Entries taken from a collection
* * * * * * *

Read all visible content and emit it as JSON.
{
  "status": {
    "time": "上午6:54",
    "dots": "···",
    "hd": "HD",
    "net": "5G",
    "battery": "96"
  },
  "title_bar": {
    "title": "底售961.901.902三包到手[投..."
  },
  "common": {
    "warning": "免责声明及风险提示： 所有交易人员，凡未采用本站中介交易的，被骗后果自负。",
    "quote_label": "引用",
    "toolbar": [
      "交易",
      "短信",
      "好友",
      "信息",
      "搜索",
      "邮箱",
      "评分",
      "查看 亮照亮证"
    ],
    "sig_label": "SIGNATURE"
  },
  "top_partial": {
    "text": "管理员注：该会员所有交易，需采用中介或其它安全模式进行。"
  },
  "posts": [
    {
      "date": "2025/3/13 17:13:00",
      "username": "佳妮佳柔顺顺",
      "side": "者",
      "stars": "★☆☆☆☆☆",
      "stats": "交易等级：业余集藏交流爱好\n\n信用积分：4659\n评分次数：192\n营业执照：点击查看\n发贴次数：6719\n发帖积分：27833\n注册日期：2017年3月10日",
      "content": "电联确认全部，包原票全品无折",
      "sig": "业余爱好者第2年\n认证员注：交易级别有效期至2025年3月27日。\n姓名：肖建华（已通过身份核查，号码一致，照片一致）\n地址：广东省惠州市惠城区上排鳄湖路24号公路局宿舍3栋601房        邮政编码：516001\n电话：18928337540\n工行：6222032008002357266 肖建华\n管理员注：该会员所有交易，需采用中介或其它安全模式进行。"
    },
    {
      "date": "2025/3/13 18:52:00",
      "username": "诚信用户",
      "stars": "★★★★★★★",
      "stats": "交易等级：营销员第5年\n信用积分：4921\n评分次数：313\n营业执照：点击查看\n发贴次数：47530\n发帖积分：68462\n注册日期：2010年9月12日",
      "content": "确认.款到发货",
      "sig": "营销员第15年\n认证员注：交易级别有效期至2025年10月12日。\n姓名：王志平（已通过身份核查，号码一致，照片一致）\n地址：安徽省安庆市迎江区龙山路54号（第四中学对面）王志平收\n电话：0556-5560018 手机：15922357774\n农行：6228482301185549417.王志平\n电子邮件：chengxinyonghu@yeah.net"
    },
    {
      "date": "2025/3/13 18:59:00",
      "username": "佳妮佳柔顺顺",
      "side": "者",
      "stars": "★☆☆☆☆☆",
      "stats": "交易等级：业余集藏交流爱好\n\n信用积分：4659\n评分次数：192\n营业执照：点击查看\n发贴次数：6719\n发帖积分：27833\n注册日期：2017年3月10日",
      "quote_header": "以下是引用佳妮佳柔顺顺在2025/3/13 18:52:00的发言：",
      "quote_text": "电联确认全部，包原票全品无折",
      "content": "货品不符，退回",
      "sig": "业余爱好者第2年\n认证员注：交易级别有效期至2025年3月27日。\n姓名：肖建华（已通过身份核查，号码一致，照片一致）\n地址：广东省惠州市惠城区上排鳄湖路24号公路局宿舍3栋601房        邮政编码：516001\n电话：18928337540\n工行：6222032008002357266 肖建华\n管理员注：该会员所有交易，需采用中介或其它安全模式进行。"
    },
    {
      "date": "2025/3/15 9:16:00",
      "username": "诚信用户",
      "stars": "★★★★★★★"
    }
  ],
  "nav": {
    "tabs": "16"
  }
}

* * * * * * *

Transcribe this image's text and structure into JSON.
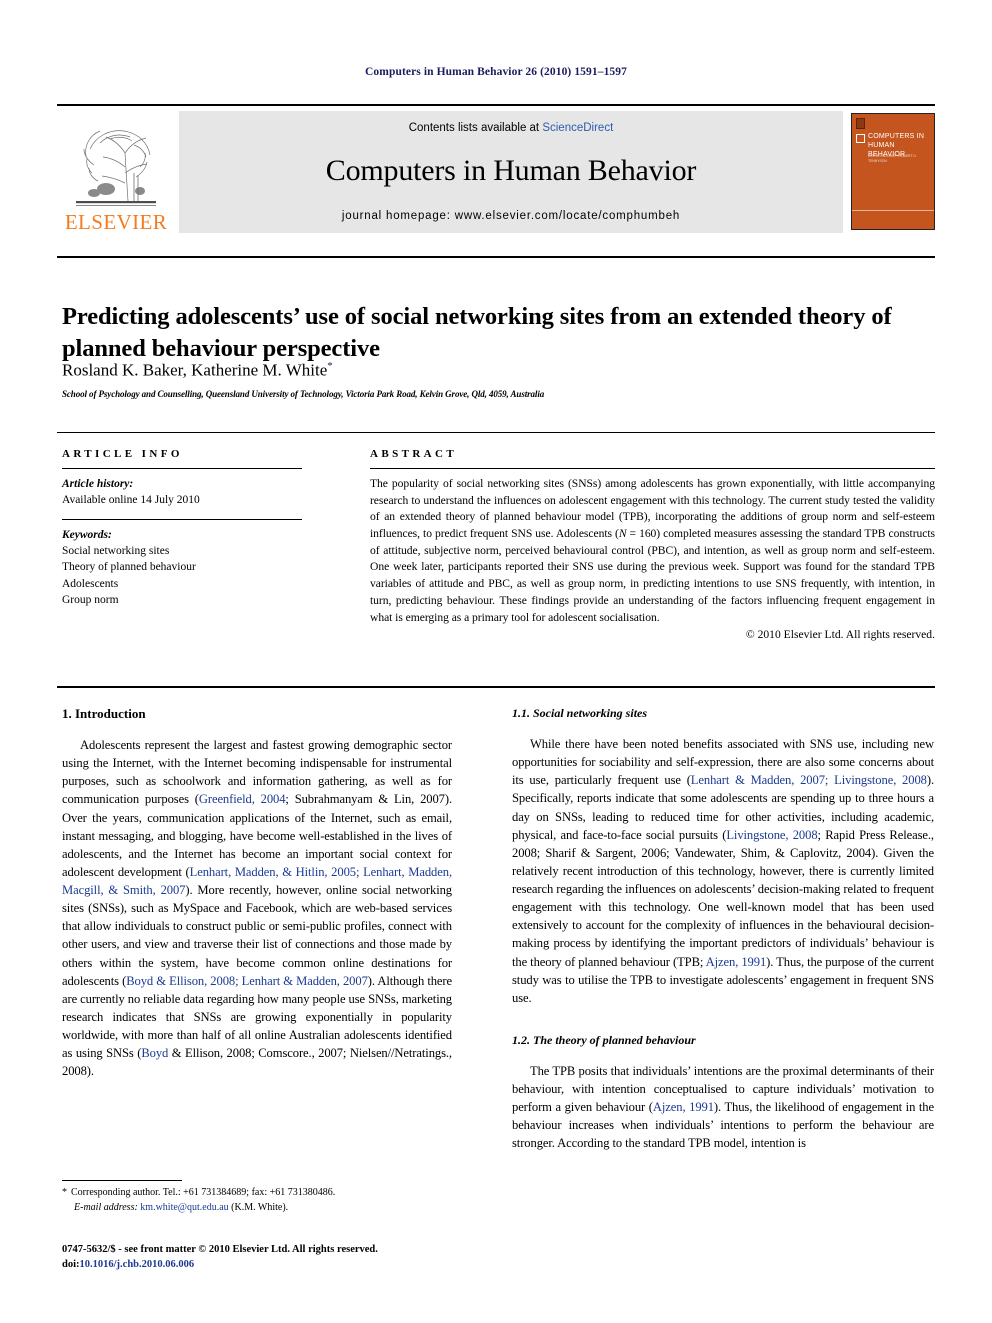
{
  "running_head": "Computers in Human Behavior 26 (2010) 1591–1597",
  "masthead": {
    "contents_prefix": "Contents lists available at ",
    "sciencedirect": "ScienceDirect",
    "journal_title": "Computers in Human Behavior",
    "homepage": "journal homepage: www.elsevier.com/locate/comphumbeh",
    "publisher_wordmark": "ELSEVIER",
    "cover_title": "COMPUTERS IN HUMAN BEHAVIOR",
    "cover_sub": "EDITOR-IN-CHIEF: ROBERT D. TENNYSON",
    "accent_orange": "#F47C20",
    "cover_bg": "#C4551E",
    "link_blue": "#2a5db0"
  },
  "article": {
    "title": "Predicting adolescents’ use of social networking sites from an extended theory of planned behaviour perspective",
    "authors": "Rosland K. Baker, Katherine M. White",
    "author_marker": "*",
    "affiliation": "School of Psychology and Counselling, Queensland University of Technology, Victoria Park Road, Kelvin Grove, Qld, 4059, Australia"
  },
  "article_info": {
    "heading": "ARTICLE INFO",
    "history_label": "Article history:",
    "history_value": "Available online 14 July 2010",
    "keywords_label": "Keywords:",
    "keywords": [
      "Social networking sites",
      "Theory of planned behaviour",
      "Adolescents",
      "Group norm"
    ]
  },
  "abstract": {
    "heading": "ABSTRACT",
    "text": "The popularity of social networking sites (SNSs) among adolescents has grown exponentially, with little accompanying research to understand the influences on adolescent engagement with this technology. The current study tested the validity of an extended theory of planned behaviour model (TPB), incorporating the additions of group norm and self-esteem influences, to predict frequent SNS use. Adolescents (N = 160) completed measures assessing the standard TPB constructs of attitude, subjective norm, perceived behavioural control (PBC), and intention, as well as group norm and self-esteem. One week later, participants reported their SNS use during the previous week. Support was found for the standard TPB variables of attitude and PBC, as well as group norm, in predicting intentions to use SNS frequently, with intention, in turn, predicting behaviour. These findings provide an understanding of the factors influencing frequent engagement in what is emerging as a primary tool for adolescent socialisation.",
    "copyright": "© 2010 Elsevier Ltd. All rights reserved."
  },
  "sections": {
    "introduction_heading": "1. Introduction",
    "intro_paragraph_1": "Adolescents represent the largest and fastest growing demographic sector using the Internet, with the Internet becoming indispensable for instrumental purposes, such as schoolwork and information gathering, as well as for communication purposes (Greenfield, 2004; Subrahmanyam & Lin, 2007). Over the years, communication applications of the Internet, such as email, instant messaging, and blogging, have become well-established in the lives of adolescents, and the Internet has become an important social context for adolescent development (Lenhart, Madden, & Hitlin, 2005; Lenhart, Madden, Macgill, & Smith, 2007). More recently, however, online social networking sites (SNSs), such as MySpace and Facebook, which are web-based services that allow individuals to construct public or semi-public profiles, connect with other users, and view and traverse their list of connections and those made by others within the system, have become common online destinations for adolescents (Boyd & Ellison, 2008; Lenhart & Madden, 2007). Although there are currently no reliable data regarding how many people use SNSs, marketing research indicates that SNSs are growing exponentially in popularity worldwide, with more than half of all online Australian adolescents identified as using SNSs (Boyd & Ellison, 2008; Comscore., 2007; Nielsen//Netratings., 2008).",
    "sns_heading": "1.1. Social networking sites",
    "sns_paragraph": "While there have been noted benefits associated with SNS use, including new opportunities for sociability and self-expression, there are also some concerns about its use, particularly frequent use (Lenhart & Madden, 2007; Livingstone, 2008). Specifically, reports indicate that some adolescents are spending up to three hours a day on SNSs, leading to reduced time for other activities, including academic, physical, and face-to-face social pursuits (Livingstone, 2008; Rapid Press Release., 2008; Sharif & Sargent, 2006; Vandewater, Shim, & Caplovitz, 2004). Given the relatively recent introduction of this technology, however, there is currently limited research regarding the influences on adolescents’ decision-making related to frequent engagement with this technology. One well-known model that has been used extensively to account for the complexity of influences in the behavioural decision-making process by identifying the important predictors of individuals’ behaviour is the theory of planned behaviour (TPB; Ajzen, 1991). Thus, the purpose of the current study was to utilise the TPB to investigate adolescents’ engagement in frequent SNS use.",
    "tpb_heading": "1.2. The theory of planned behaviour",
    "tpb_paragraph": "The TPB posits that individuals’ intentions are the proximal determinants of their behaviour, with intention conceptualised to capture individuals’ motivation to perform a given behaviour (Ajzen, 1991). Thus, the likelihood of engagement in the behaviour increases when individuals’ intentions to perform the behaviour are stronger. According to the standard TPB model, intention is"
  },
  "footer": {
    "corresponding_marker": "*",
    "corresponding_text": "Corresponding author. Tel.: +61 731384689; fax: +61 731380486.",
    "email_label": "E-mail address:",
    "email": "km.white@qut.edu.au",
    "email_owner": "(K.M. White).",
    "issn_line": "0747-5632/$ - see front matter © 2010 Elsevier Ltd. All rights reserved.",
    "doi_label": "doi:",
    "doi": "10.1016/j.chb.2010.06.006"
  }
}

* * * * * * *

Problem description
From the records given above, copy all lines containing "电联确认全部".

Written answer
      "content": "电联确认全部，包原票全品无折",
      "quote_text": "电联确认全部，包原票全品无折",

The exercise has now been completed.